## SUPPLIED MATERIAL:
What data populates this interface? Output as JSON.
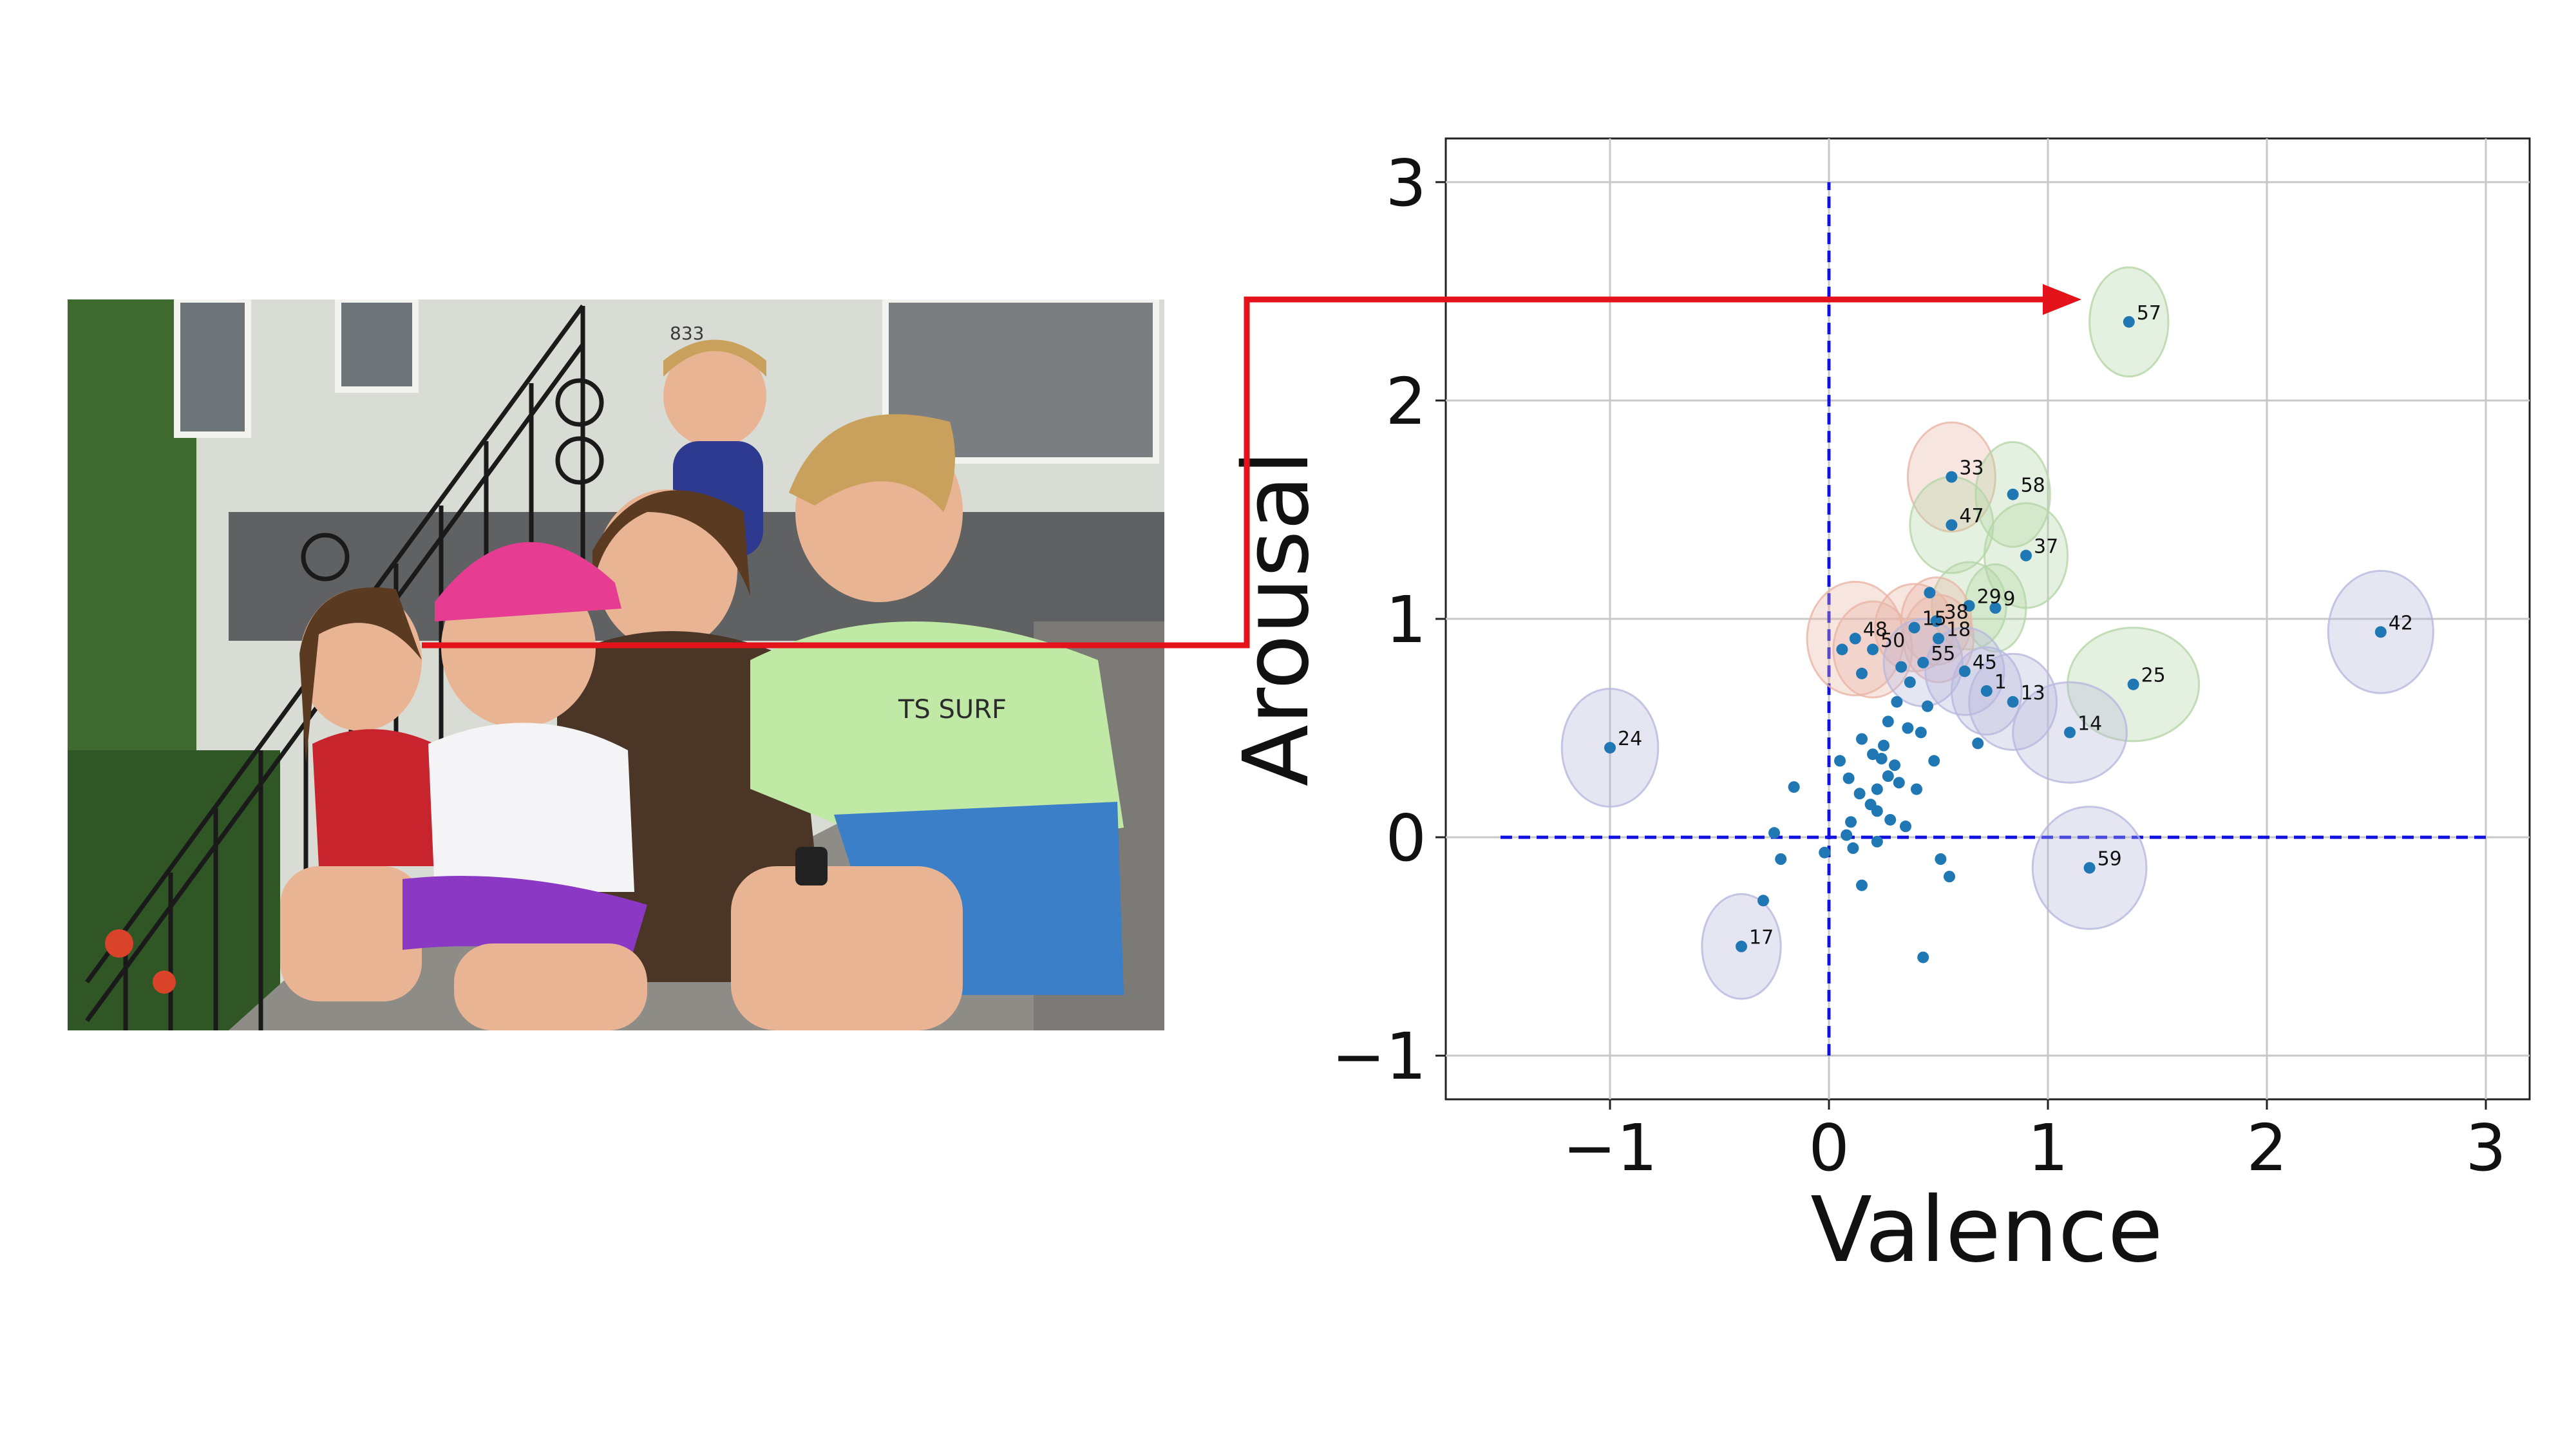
{
  "photo": {
    "description_icon": "family-photo-icon",
    "house_number": "833",
    "shirt_text": "TS SURF",
    "colors": {
      "wall": "#d9dcd4",
      "stone": "#5f6163",
      "step": "#8e8c87",
      "grass": "#3f6a2f",
      "girl_left_shirt": "#c7242e",
      "cap": "#e63d92",
      "woman_shirt": "#4b3527",
      "boy_shirt": "#bfe9a4",
      "shorts": "#3a7fc7",
      "purple_shorts": "#8b39c5",
      "skin": "#e9b493",
      "hair_dark": "#5a3a21",
      "hair_blond": "#c9a15c"
    }
  },
  "chart_data": {
    "type": "scatter",
    "xlabel": "Valence",
    "ylabel": "Arousal",
    "xlim": [
      -1.75,
      3.2
    ],
    "ylim": [
      -1.2,
      3.2
    ],
    "xticks": [
      -1,
      0,
      1,
      2,
      3
    ],
    "yticks": [
      -1,
      0,
      1,
      2,
      3
    ],
    "xtick_labels": [
      "−1",
      "0",
      "1",
      "2",
      "3"
    ],
    "ytick_labels": [
      "−1",
      "0",
      "1",
      "2",
      "3"
    ],
    "grid": true,
    "reference_lines": {
      "horizontal": {
        "y": 0,
        "x_range": [
          -1.5,
          3.0
        ],
        "color": "#1010e0"
      },
      "vertical": {
        "x": 0,
        "y_range": [
          -1.0,
          3.0
        ],
        "color": "#1010e0"
      }
    },
    "point_color": "#1f77b4",
    "labeled_points": [
      {
        "id": "57",
        "x": 1.37,
        "y": 2.36,
        "ellipse": {
          "rx": 0.18,
          "ry": 0.25,
          "color": "#b5d6a7"
        }
      },
      {
        "id": "33",
        "x": 0.56,
        "y": 1.65,
        "ellipse": {
          "rx": 0.2,
          "ry": 0.25,
          "color": "#e8b5a5"
        }
      },
      {
        "id": "58",
        "x": 0.84,
        "y": 1.57,
        "ellipse": {
          "rx": 0.17,
          "ry": 0.24,
          "color": "#b5d6a7"
        }
      },
      {
        "id": "47",
        "x": 0.56,
        "y": 1.43,
        "ellipse": {
          "rx": 0.19,
          "ry": 0.22,
          "color": "#b5d6a7"
        }
      },
      {
        "id": "37",
        "x": 0.9,
        "y": 1.29,
        "ellipse": {
          "rx": 0.19,
          "ry": 0.24,
          "color": "#b5d6a7"
        }
      },
      {
        "id": "29",
        "x": 0.64,
        "y": 1.06,
        "ellipse": {
          "rx": 0.17,
          "ry": 0.2,
          "color": "#b5d6a7"
        }
      },
      {
        "id": "9",
        "x": 0.76,
        "y": 1.05,
        "ellipse": {
          "rx": 0.14,
          "ry": 0.2,
          "color": "#b5d6a7"
        }
      },
      {
        "id": "38",
        "x": 0.49,
        "y": 0.99,
        "ellipse": {
          "rx": 0.16,
          "ry": 0.2,
          "color": "#e8b5a5"
        }
      },
      {
        "id": "15",
        "x": 0.39,
        "y": 0.96,
        "ellipse": {
          "rx": 0.18,
          "ry": 0.2,
          "color": "#e8b5a5"
        }
      },
      {
        "id": "18",
        "x": 0.5,
        "y": 0.91,
        "ellipse": {
          "rx": 0.16,
          "ry": 0.2,
          "color": "#e8b5a5"
        }
      },
      {
        "id": "48",
        "x": 0.12,
        "y": 0.91,
        "ellipse": {
          "rx": 0.22,
          "ry": 0.26,
          "color": "#e8b5a5"
        }
      },
      {
        "id": "50",
        "x": 0.2,
        "y": 0.86,
        "ellipse": {
          "rx": 0.18,
          "ry": 0.22,
          "color": "#e8b5a5"
        }
      },
      {
        "id": "55",
        "x": 0.43,
        "y": 0.8,
        "ellipse": {
          "rx": 0.18,
          "ry": 0.2,
          "color": "#b8b8de"
        }
      },
      {
        "id": "45",
        "x": 0.62,
        "y": 0.76,
        "ellipse": {
          "rx": 0.18,
          "ry": 0.2,
          "color": "#b8b8de"
        }
      },
      {
        "id": "1",
        "x": 0.72,
        "y": 0.67,
        "ellipse": {
          "rx": 0.16,
          "ry": 0.2,
          "color": "#b8b8de"
        }
      },
      {
        "id": "13",
        "x": 0.84,
        "y": 0.62,
        "ellipse": {
          "rx": 0.2,
          "ry": 0.22,
          "color": "#b8b8de"
        }
      },
      {
        "id": "25",
        "x": 1.39,
        "y": 0.7,
        "ellipse": {
          "rx": 0.3,
          "ry": 0.26,
          "color": "#b5d6a7"
        }
      },
      {
        "id": "14",
        "x": 1.1,
        "y": 0.48,
        "ellipse": {
          "rx": 0.26,
          "ry": 0.23,
          "color": "#b8b8de"
        }
      },
      {
        "id": "42",
        "x": 2.52,
        "y": 0.94,
        "ellipse": {
          "rx": 0.24,
          "ry": 0.28,
          "color": "#b8b8de"
        }
      },
      {
        "id": "24",
        "x": -1.0,
        "y": 0.41,
        "ellipse": {
          "rx": 0.22,
          "ry": 0.27,
          "color": "#b8b8de"
        }
      },
      {
        "id": "59",
        "x": 1.19,
        "y": -0.14,
        "ellipse": {
          "rx": 0.26,
          "ry": 0.28,
          "color": "#b8b8de"
        }
      },
      {
        "id": "17",
        "x": -0.4,
        "y": -0.5,
        "ellipse": {
          "rx": 0.18,
          "ry": 0.24,
          "color": "#b8b8de"
        }
      }
    ],
    "unlabeled_points": [
      {
        "x": 0.46,
        "y": 1.12
      },
      {
        "x": 0.33,
        "y": 0.78
      },
      {
        "x": 0.37,
        "y": 0.71
      },
      {
        "x": 0.31,
        "y": 0.62
      },
      {
        "x": 0.45,
        "y": 0.6
      },
      {
        "x": 0.27,
        "y": 0.53
      },
      {
        "x": 0.36,
        "y": 0.5
      },
      {
        "x": 0.42,
        "y": 0.48
      },
      {
        "x": 0.15,
        "y": 0.45
      },
      {
        "x": 0.25,
        "y": 0.42
      },
      {
        "x": 0.2,
        "y": 0.38
      },
      {
        "x": 0.24,
        "y": 0.36
      },
      {
        "x": 0.05,
        "y": 0.35
      },
      {
        "x": 0.3,
        "y": 0.33
      },
      {
        "x": 0.48,
        "y": 0.35
      },
      {
        "x": 0.68,
        "y": 0.43
      },
      {
        "x": 0.09,
        "y": 0.27
      },
      {
        "x": 0.27,
        "y": 0.28
      },
      {
        "x": 0.32,
        "y": 0.25
      },
      {
        "x": 0.22,
        "y": 0.22
      },
      {
        "x": 0.14,
        "y": 0.2
      },
      {
        "x": 0.4,
        "y": 0.22
      },
      {
        "x": -0.16,
        "y": 0.23
      },
      {
        "x": 0.19,
        "y": 0.15
      },
      {
        "x": 0.22,
        "y": 0.12
      },
      {
        "x": 0.1,
        "y": 0.07
      },
      {
        "x": 0.28,
        "y": 0.08
      },
      {
        "x": 0.35,
        "y": 0.05
      },
      {
        "x": -0.25,
        "y": 0.02
      },
      {
        "x": 0.08,
        "y": 0.01
      },
      {
        "x": 0.22,
        "y": -0.02
      },
      {
        "x": 0.11,
        "y": -0.05
      },
      {
        "x": -0.02,
        "y": -0.07
      },
      {
        "x": -0.22,
        "y": -0.1
      },
      {
        "x": 0.51,
        "y": -0.1
      },
      {
        "x": 0.55,
        "y": -0.18
      },
      {
        "x": 0.15,
        "y": -0.22
      },
      {
        "x": -0.3,
        "y": -0.29
      },
      {
        "x": 0.43,
        "y": -0.55
      },
      {
        "x": 0.15,
        "y": 0.75
      },
      {
        "x": 0.06,
        "y": 0.86
      }
    ]
  },
  "annotation": {
    "arrow_color": "#e4121a"
  }
}
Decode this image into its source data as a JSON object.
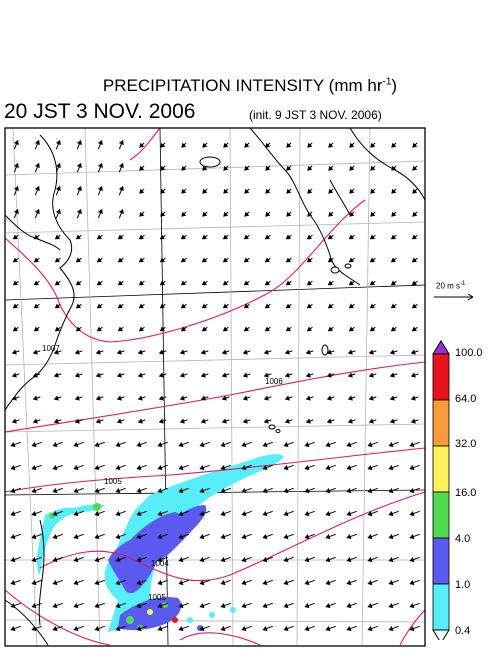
{
  "title": {
    "main": "PRECIPITATION INTENSITY (mm hr",
    "exp": "-1",
    "close": ")"
  },
  "valid_time": "20 JST 3 NOV. 2006",
  "init_time": "(init. 9 JST 3 NOV. 2006)",
  "wind_scale": {
    "label": "20 m s",
    "exp": "-1"
  },
  "isobar_labels": [
    "1007",
    "1006",
    "1005",
    "1004",
    "1005"
  ],
  "colorbar": {
    "levels": [
      "100.0",
      "64.0",
      "32.0",
      "16.0",
      "4.0",
      "1.0",
      "0.4"
    ],
    "colors": [
      "#9a2fe0",
      "#e8131b",
      "#f79b3d",
      "#fbf35b",
      "#52dc52",
      "#5a5af0",
      "#56eef8",
      "#ffffff"
    ]
  },
  "colors": {
    "isobar": "#d81c6c",
    "coast": "#000000",
    "grid": "#b4b4b4",
    "frame": "#000000"
  }
}
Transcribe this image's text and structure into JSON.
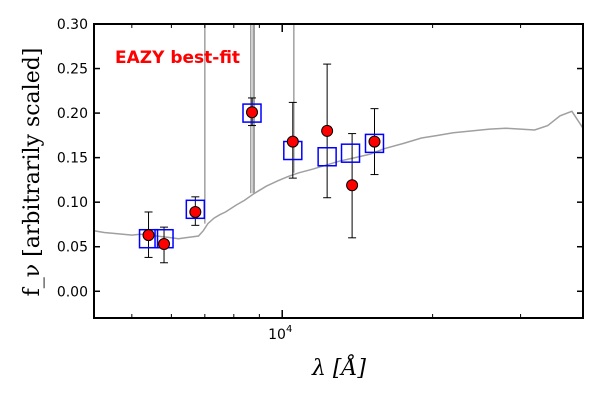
{
  "chart_data": {
    "type": "scatter",
    "title": "",
    "xlabel": "λ [Å]",
    "ylabel": "f_ν [arbitrarily scaled]",
    "xscale": "log",
    "xlim": [
      4200,
      40000
    ],
    "ylim": [
      -0.03,
      0.3
    ],
    "yticks": [
      0.0,
      0.05,
      0.1,
      0.15,
      0.2,
      0.25,
      0.3
    ],
    "ytick_labels": [
      "0.00",
      "0.05",
      "0.10",
      "0.15",
      "0.20",
      "0.25",
      "0.30"
    ],
    "xticks": [
      10000
    ],
    "xtick_labels": [
      "10^4"
    ],
    "grid": false,
    "annotation": {
      "text": "EAZY best-fit",
      "color": "#ff0000",
      "position": "top-left"
    },
    "observed": {
      "marker": "red-circle",
      "color": "#ff0000",
      "points": [
        {
          "x": 5400,
          "y": 0.063,
          "err_lo": 0.025,
          "err_hi": 0.026
        },
        {
          "x": 5800,
          "y": 0.053,
          "err_lo": 0.021,
          "err_hi": 0.019
        },
        {
          "x": 6700,
          "y": 0.089,
          "err_lo": 0.015,
          "err_hi": 0.017
        },
        {
          "x": 8700,
          "y": 0.201,
          "err_lo": 0.015,
          "err_hi": 0.016
        },
        {
          "x": 10500,
          "y": 0.168,
          "err_lo": 0.041,
          "err_hi": 0.044
        },
        {
          "x": 12300,
          "y": 0.18,
          "err_lo": 0.075,
          "err_hi": 0.075
        },
        {
          "x": 13800,
          "y": 0.119,
          "err_lo": 0.059,
          "err_hi": 0.058
        },
        {
          "x": 15300,
          "y": 0.168,
          "err_lo": 0.037,
          "err_hi": 0.037
        }
      ]
    },
    "model_photometry": {
      "marker": "blue-open-square",
      "color": "#0000ff",
      "points": [
        {
          "x": 5400,
          "y": 0.059
        },
        {
          "x": 5800,
          "y": 0.059
        },
        {
          "x": 6700,
          "y": 0.092
        },
        {
          "x": 8700,
          "y": 0.2
        },
        {
          "x": 10500,
          "y": 0.158
        },
        {
          "x": 12300,
          "y": 0.151
        },
        {
          "x": 13700,
          "y": 0.155
        },
        {
          "x": 15300,
          "y": 0.166
        }
      ]
    },
    "template": {
      "color": "#a0a0a0",
      "x": [
        4200,
        4400,
        4600,
        4800,
        5000,
        5200,
        5400,
        5600,
        5800,
        6000,
        6200,
        6400,
        6600,
        6800,
        6950,
        7100,
        7300,
        7500,
        7700,
        7900,
        8100,
        8400,
        8800,
        9300,
        9800,
        10300,
        10800,
        11500,
        12300,
        13000,
        14000,
        15000,
        16000,
        17500,
        19000,
        20500,
        22000,
        24000,
        26000,
        28000,
        30000,
        32000,
        34000,
        36000,
        38000,
        40000
      ],
      "y": [
        0.068,
        0.066,
        0.065,
        0.064,
        0.063,
        0.064,
        0.063,
        0.062,
        0.061,
        0.06,
        0.059,
        0.06,
        0.061,
        0.062,
        0.068,
        0.076,
        0.082,
        0.086,
        0.089,
        0.093,
        0.097,
        0.102,
        0.11,
        0.118,
        0.124,
        0.129,
        0.133,
        0.137,
        0.142,
        0.146,
        0.15,
        0.154,
        0.16,
        0.166,
        0.172,
        0.175,
        0.178,
        0.18,
        0.182,
        0.183,
        0.182,
        0.181,
        0.186,
        0.197,
        0.202,
        0.183
      ],
      "emission_lines": [
        {
          "x": 7000,
          "top": 0.3
        },
        {
          "x": 8650,
          "top": 0.3
        },
        {
          "x": 8750,
          "top": 0.3
        },
        {
          "x": 8790,
          "top": 0.3
        },
        {
          "x": 10550,
          "top": 0.3
        }
      ]
    }
  }
}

## TASK GOAL:
Search the records above for the string "ylabel". Copy every line that contains it.

## WRITTEN SOLUTION:
    "ylabel": "Arousal",
    "ylabel": "f_ν [arbitrarily scaled]",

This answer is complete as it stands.